Some records
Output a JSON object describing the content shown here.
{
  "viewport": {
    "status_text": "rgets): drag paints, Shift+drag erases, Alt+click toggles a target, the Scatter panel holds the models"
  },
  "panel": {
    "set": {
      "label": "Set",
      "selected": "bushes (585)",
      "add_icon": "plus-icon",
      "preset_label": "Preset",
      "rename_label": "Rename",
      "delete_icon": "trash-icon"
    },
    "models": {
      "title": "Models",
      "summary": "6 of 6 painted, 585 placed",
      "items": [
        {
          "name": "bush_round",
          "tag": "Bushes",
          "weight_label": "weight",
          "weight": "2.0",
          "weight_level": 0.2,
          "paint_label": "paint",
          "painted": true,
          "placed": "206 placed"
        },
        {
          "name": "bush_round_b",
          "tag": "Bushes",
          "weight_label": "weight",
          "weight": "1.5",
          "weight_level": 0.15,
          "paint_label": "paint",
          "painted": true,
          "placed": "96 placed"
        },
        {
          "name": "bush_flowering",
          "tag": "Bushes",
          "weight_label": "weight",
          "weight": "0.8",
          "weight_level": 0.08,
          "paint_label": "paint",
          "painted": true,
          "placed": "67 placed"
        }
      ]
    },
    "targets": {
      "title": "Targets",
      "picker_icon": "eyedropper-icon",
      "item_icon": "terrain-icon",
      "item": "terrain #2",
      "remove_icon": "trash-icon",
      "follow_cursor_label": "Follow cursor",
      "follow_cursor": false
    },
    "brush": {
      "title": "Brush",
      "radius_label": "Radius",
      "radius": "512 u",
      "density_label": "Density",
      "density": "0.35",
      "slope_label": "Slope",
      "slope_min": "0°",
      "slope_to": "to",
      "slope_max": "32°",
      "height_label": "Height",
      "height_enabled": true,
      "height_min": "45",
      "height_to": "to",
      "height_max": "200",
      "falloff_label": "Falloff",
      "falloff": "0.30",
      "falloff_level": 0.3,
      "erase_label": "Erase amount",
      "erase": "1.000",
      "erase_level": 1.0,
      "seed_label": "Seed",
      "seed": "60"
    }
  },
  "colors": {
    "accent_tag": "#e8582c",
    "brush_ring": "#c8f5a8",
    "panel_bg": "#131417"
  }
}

TO DO: In the listing above, find each line with the word "icon" and copy it.

RESPONSE TO THE EXERCISE:
      "add_icon": "plus-icon",
      "delete_icon": "trash-icon"
      "picker_icon": "eyedropper-icon",
      "item_icon": "terrain-icon",
      "remove_icon": "trash-icon",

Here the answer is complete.